■ WHAT YOU WILL DO
Quote the entries word for word. Omit the pictures.

■ INFORMATION SHOWN
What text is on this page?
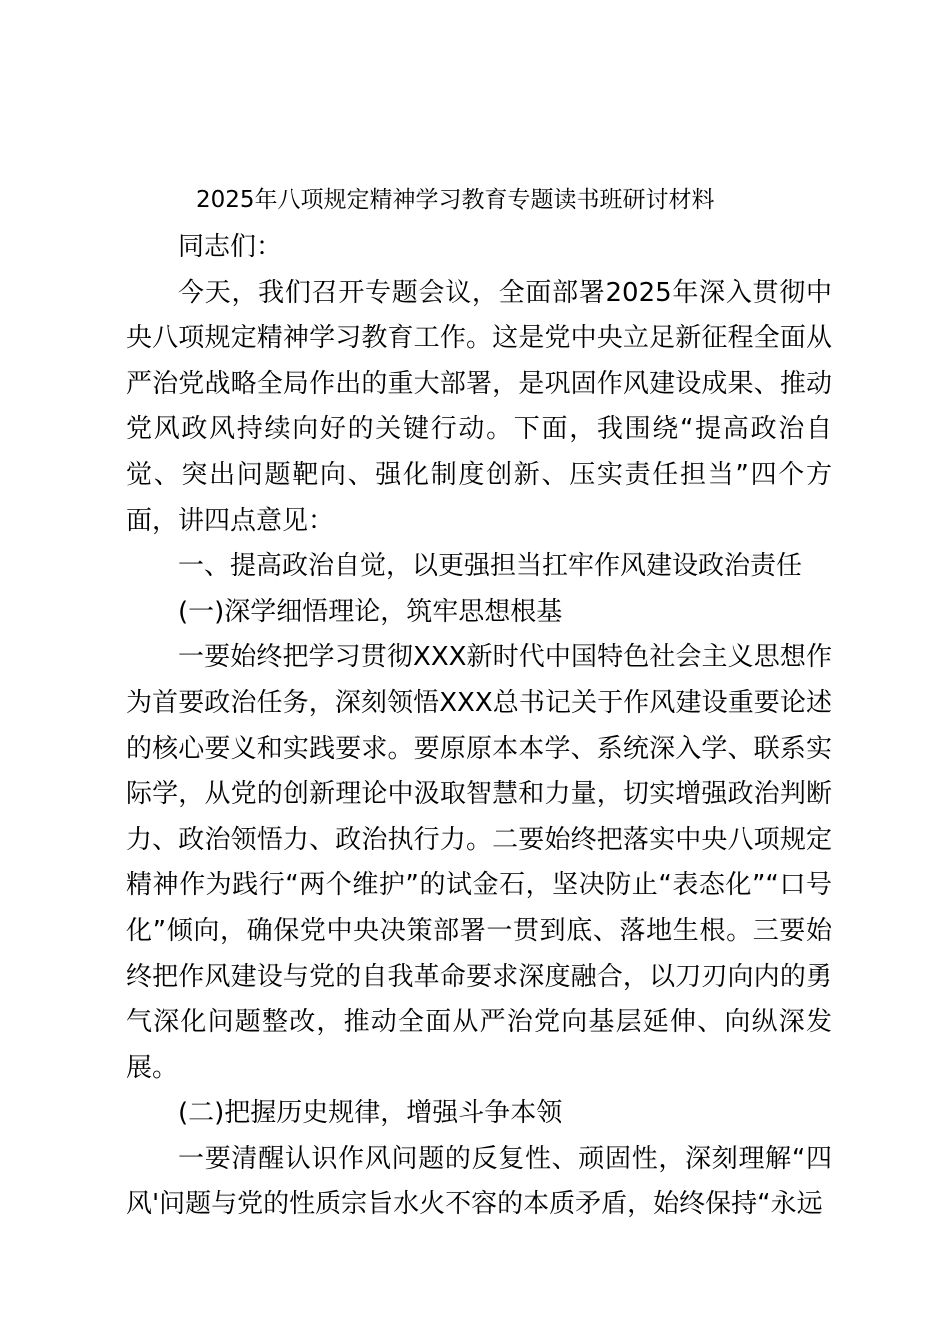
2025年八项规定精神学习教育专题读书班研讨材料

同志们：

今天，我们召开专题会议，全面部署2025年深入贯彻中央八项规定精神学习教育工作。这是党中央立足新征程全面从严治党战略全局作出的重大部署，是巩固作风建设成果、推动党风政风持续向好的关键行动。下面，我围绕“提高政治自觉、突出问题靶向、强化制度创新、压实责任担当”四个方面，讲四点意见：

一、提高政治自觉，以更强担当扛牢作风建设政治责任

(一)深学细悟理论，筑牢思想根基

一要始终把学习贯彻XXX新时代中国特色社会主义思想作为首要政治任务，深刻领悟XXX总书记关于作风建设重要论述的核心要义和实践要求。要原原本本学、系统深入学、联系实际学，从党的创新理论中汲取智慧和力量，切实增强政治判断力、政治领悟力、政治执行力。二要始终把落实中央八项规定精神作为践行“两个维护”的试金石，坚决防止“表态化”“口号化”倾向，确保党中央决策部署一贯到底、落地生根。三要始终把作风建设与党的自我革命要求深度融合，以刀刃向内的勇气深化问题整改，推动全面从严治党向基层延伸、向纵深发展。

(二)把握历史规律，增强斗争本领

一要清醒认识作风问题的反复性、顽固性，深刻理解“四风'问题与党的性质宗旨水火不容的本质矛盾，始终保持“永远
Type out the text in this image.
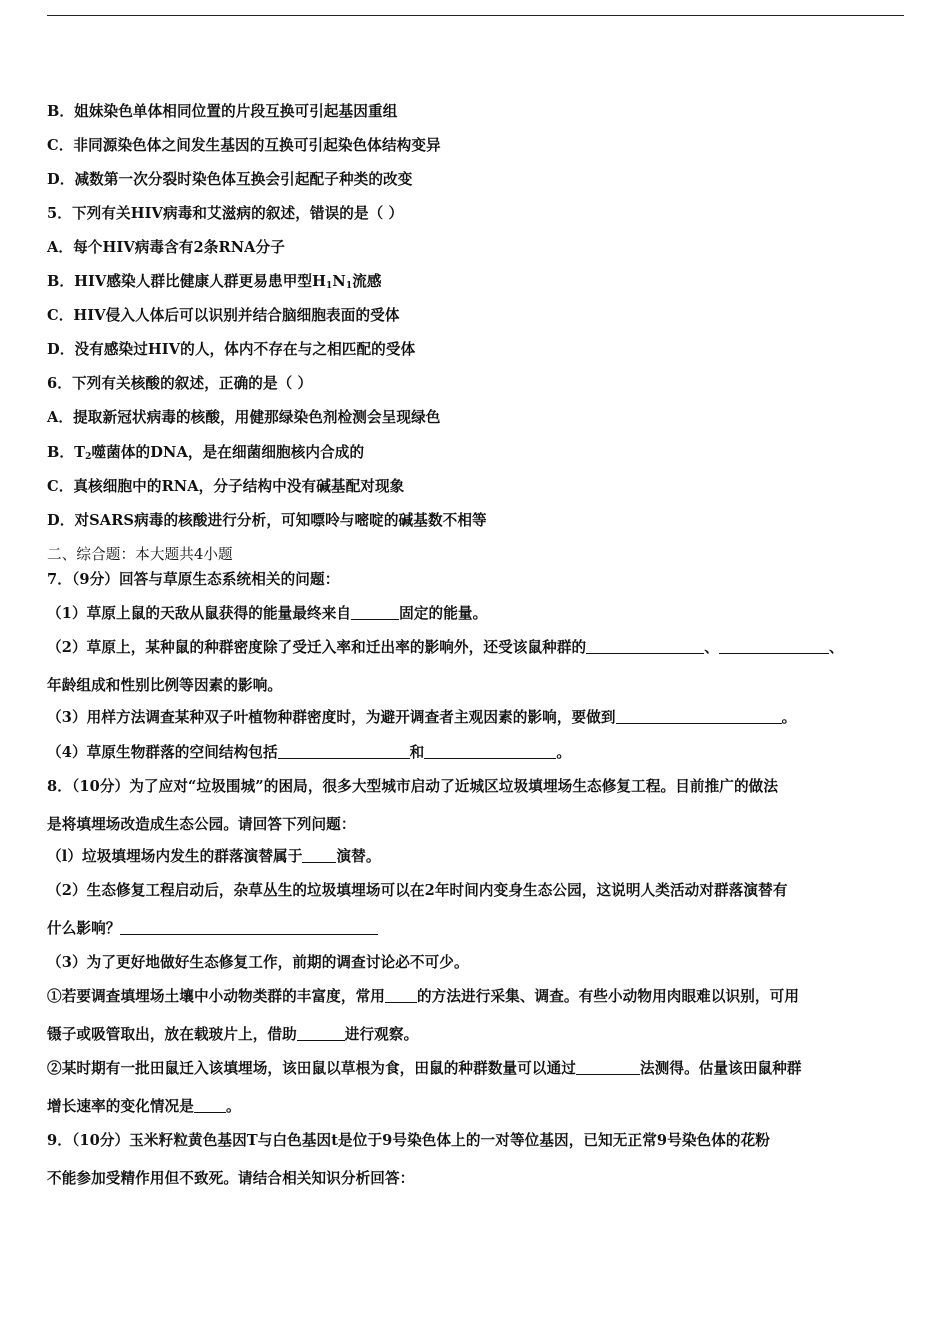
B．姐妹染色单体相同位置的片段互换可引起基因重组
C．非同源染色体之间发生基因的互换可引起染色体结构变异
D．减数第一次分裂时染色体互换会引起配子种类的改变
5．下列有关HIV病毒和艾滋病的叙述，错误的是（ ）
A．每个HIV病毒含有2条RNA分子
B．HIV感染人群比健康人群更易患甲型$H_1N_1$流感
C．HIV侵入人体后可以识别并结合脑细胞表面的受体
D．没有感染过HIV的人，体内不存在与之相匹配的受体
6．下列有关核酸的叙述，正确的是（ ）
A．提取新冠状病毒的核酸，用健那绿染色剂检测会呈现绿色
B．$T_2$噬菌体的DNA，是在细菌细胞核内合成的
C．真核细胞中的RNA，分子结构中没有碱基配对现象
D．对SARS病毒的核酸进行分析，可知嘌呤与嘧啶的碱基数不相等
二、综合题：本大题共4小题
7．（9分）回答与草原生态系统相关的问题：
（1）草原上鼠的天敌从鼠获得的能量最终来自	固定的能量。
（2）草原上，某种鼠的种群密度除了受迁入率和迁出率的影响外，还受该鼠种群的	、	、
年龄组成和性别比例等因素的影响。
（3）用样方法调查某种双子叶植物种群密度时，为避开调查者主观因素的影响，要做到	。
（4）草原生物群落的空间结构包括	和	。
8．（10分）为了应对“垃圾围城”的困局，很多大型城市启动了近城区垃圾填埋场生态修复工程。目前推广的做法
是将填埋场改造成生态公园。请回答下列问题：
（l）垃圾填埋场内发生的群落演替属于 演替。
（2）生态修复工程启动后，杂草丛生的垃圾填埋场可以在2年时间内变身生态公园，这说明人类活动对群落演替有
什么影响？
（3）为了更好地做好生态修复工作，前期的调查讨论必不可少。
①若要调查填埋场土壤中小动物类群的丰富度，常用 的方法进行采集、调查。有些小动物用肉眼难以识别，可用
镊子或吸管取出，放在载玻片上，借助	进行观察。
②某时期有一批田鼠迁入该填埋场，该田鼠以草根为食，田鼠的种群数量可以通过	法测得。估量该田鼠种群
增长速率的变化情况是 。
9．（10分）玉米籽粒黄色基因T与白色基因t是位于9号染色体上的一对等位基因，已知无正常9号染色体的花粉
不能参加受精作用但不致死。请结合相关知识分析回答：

■ THE RESPONSE
What text is on this page?
2025年八项规定精神学习教育专题读书班研讨材料

同志们：

今天，我们召开专题会议，全面部署2025年深入贯彻中央八项规定精神学习教育工作。这是党中央立足新征程全面从严治党战略全局作出的重大部署，是巩固作风建设成果、推动党风政风持续向好的关键行动。下面，我围绕“提高政治自觉、突出问题靶向、强化制度创新、压实责任担当”四个方面，讲四点意见：

一、提高政治自觉，以更强担当扛牢作风建设政治责任

(一)深学细悟理论，筑牢思想根基

一要始终把学习贯彻XXX新时代中国特色社会主义思想作为首要政治任务，深刻领悟XXX总书记关于作风建设重要论述的核心要义和实践要求。要原原本本学、系统深入学、联系实际学，从党的创新理论中汲取智慧和力量，切实增强政治判断力、政治领悟力、政治执行力。二要始终把落实中央八项规定精神作为践行“两个维护”的试金石，坚决防止“表态化”“口号化”倾向，确保党中央决策部署一贯到底、落地生根。三要始终把作风建设与党的自我革命要求深度融合，以刀刃向内的勇气深化问题整改，推动全面从严治党向基层延伸、向纵深发展。

(二)把握历史规律，增强斗争本领

一要清醒认识作风问题的反复性、顽固性，深刻理解“四风'问题与党的性质宗旨水火不容的本质矛盾，始终保持“永远
Type out the text in this image.
B．姐妹染色单体相同位置的片段互换可引起基因重组
C．非同源染色体之间发生基因的互换可引起染色体结构变异
D．减数第一次分裂时染色体互换会引起配子种类的改变
5．下列有关HIV病毒和艾滋病的叙述，错误的是（ ）
A．每个HIV病毒含有2条RNA分子
B．HIV感染人群比健康人群更易患甲型$H_1N_1$流感
C．HIV侵入人体后可以识别并结合脑细胞表面的受体
D．没有感染过HIV的人，体内不存在与之相匹配的受体
6．下列有关核酸的叙述，正确的是（ ）
A．提取新冠状病毒的核酸，用健那绿染色剂检测会呈现绿色
B．$T_2$噬菌体的DNA，是在细菌细胞核内合成的
C．真核细胞中的RNA，分子结构中没有碱基配对现象
D．对SARS病毒的核酸进行分析，可知嘌呤与嘧啶的碱基数不相等
二、综合题：本大题共4小题
7．（9分）回答与草原生态系统相关的问题：
（1）草原上鼠的天敌从鼠获得的能量最终来自	固定的能量。
（2）草原上，某种鼠的种群密度除了受迁入率和迁出率的影响外，还受该鼠种群的	、	、
年龄组成和性别比例等因素的影响。
（3）用样方法调查某种双子叶植物种群密度时，为避开调查者主观因素的影响，要做到	。
（4）草原生物群落的空间结构包括	和	。
8．（10分）为了应对“垃圾围城”的困局，很多大型城市启动了近城区垃圾填埋场生态修复工程。目前推广的做法
是将填埋场改造成生态公园。请回答下列问题：
（l）垃圾填埋场内发生的群落演替属于 演替。
（2）生态修复工程启动后，杂草丛生的垃圾填埋场可以在2年时间内变身生态公园，这说明人类活动对群落演替有
什么影响？
（3）为了更好地做好生态修复工作，前期的调查讨论必不可少。
①若要调查填埋场土壤中小动物类群的丰富度，常用 的方法进行采集、调查。有些小动物用肉眼难以识别，可用
镊子或吸管取出，放在载玻片上，借助	进行观察。
②某时期有一批田鼠迁入该填埋场，该田鼠以草根为食，田鼠的种群数量可以通过	法测得。估量该田鼠种群
增长速率的变化情况是 。
9．（10分）玉米籽粒黄色基因T与白色基因t是位于9号染色体上的一对等位基因，已知无正常9号染色体的花粉
不能参加受精作用但不致死。请结合相关知识分析回答：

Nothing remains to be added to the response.